-------- Records provided

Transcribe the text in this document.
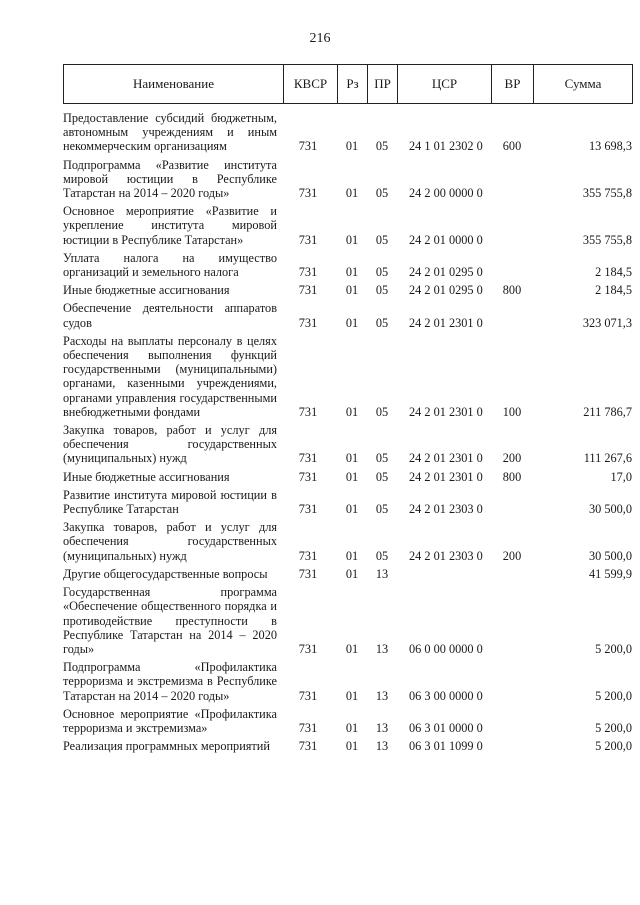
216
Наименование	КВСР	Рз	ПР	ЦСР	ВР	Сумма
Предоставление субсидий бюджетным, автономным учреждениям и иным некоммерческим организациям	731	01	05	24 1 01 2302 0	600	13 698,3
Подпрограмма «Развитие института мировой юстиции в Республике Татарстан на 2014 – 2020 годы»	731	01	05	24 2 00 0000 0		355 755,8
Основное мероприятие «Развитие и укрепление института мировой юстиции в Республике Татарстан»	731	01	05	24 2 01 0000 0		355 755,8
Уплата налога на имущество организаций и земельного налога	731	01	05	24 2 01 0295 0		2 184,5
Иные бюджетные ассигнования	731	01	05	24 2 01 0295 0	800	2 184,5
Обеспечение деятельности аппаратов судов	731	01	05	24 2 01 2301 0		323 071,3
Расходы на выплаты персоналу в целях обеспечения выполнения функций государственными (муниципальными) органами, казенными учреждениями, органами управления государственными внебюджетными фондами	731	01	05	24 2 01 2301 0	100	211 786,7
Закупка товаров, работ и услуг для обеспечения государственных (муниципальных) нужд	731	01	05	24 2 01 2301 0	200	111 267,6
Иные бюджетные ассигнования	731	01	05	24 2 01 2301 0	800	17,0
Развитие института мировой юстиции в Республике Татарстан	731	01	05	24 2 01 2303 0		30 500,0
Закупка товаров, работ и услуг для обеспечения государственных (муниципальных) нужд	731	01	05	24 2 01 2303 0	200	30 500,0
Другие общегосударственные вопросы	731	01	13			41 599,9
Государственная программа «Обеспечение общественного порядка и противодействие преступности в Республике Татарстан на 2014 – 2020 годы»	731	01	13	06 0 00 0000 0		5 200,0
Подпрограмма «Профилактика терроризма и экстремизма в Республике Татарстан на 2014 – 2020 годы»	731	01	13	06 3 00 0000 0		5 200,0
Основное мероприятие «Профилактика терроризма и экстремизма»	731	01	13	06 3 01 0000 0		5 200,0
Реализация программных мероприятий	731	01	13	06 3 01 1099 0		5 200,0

----------------

Omit the pictures and give the material again, exactly and in full.

Transcribe the text in this document.
216
Наименование	КВСР	Рз	ПР	ЦСР	ВР	Сумма
Предоставление субсидий бюджетным, автономным учреждениям и иным некоммерческим организациям	731	01	05	24 1 01 2302 0	600	13 698,3
Подпрограмма «Развитие института мировой юстиции в Республике Татарстан на 2014 – 2020 годы»	731	01	05	24 2 00 0000 0		355 755,8
Основное мероприятие «Развитие и укрепление института мировой юстиции в Республике Татарстан»	731	01	05	24 2 01 0000 0		355 755,8
Уплата налога на имущество организаций и земельного налога	731	01	05	24 2 01 0295 0		2 184,5
Иные бюджетные ассигнования	731	01	05	24 2 01 0295 0	800	2 184,5
Обеспечение деятельности аппаратов судов	731	01	05	24 2 01 2301 0		323 071,3
Расходы на выплаты персоналу в целях обеспечения выполнения функций государственными (муниципальными) органами, казенными учреждениями, органами управления государственными внебюджетными фондами	731	01	05	24 2 01 2301 0	100	211 786,7
Закупка товаров, работ и услуг для обеспечения государственных (муниципальных) нужд	731	01	05	24 2 01 2301 0	200	111 267,6
Иные бюджетные ассигнования	731	01	05	24 2 01 2301 0	800	17,0
Развитие института мировой юстиции в Республике Татарстан	731	01	05	24 2 01 2303 0		30 500,0
Закупка товаров, работ и услуг для обеспечения государственных (муниципальных) нужд	731	01	05	24 2 01 2303 0	200	30 500,0
Другие общегосударственные вопросы	731	01	13			41 599,9
Государственная программа «Обеспечение общественного порядка и противодействие преступности в Республике Татарстан на 2014 – 2020 годы»	731	01	13	06 0 00 0000 0		5 200,0
Подпрограмма «Профилактика терроризма и экстремизма в Республике Татарстан на 2014 – 2020 годы»	731	01	13	06 3 00 0000 0		5 200,0
Основное мероприятие «Профилактика терроризма и экстремизма»	731	01	13	06 3 01 0000 0		5 200,0
Реализация программных мероприятий	731	01	13	06 3 01 1099 0		5 200,0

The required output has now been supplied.